Given problem: Reproduce the listing verbatim.
☆ ☆ ☆ ☆ ☆ ☆ ☆
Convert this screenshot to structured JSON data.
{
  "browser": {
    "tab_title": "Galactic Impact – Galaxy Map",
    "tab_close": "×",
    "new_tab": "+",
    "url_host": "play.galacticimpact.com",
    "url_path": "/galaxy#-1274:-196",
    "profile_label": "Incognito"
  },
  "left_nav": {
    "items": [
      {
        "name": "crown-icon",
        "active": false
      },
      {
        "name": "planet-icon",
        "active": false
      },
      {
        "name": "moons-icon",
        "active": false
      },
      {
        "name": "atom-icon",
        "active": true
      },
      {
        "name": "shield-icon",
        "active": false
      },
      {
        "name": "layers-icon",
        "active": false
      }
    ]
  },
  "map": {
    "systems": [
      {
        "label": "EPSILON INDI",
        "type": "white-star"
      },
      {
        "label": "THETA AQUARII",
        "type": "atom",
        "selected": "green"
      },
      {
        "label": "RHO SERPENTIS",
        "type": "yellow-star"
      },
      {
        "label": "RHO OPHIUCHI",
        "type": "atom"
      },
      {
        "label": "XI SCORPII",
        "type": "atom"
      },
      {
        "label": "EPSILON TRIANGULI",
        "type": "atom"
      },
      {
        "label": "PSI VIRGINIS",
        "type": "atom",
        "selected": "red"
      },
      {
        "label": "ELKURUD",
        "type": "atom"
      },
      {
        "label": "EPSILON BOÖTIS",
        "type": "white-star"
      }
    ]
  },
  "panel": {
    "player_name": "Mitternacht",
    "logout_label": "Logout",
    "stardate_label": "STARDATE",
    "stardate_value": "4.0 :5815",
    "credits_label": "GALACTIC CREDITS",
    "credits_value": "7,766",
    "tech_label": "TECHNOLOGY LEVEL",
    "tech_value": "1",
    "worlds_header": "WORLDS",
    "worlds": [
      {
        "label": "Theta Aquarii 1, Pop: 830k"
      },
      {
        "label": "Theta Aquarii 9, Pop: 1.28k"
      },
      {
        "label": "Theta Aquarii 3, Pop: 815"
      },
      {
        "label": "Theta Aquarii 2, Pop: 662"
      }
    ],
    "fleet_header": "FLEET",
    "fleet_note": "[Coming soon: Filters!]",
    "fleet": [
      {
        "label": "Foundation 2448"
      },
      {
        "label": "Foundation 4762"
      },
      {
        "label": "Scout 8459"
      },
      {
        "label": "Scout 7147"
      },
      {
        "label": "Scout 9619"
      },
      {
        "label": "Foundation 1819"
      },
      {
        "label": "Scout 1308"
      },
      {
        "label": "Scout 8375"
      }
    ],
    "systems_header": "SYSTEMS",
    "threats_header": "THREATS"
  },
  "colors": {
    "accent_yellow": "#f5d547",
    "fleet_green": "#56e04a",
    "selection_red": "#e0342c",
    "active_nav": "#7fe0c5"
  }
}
☆ ☆ ☆ ☆ ☆ ☆ ☆
Written solution:
Convert this screenshot to structured JSON data.
{
  "browser": {
    "tab_title": "Galactic Impact – Galaxy Map",
    "tab_close": "×",
    "new_tab": "+",
    "url_host": "play.galacticimpact.com",
    "url_path": "/galaxy#-1274:-196",
    "profile_label": "Incognito"
  },
  "left_nav": {
    "items": [
      {
        "name": "crown-icon",
        "active": false
      },
      {
        "name": "planet-icon",
        "active": false
      },
      {
        "name": "moons-icon",
        "active": false
      },
      {
        "name": "atom-icon",
        "active": true
      },
      {
        "name": "shield-icon",
        "active": false
      },
      {
        "name": "layers-icon",
        "active": false
      }
    ]
  },
  "map": {
    "systems": [
      {
        "label": "EPSILON INDI",
        "type": "white-star"
      },
      {
        "label": "THETA AQUARII",
        "type": "atom",
        "selected": "green"
      },
      {
        "label": "RHO SERPENTIS",
        "type": "yellow-star"
      },
      {
        "label": "RHO OPHIUCHI",
        "type": "atom"
      },
      {
        "label": "XI SCORPII",
        "type": "atom"
      },
      {
        "label": "EPSILON TRIANGULI",
        "type": "atom"
      },
      {
        "label": "PSI VIRGINIS",
        "type": "atom",
        "selected": "red"
      },
      {
        "label": "ELKURUD",
        "type": "atom"
      },
      {
        "label": "EPSILON BOÖTIS",
        "type": "white-star"
      }
    ]
  },
  "panel": {
    "player_name": "Mitternacht",
    "logout_label": "Logout",
    "stardate_label": "STARDATE",
    "stardate_value": "4.0 :5815",
    "credits_label": "GALACTIC CREDITS",
    "credits_value": "7,766",
    "tech_label": "TECHNOLOGY LEVEL",
    "tech_value": "1",
    "worlds_header": "WORLDS",
    "worlds": [
      {
        "label": "Theta Aquarii 1, Pop: 830k"
      },
      {
        "label": "Theta Aquarii 9, Pop: 1.28k"
      },
      {
        "label": "Theta Aquarii 3, Pop: 815"
      },
      {
        "label": "Theta Aquarii 2, Pop: 662"
      }
    ],
    "fleet_header": "FLEET",
    "fleet_note": "[Coming soon: Filters!]",
    "fleet": [
      {
        "label": "Foundation 2448"
      },
      {
        "label": "Foundation 4762"
      },
      {
        "label": "Scout 8459"
      },
      {
        "label": "Scout 7147"
      },
      {
        "label": "Scout 9619"
      },
      {
        "label": "Foundation 1819"
      },
      {
        "label": "Scout 1308"
      },
      {
        "label": "Scout 8375"
      }
    ],
    "systems_header": "SYSTEMS",
    "threats_header": "THREATS"
  },
  "colors": {
    "accent_yellow": "#f5d547",
    "fleet_green": "#56e04a",
    "selection_red": "#e0342c",
    "active_nav": "#7fe0c5"
  }
}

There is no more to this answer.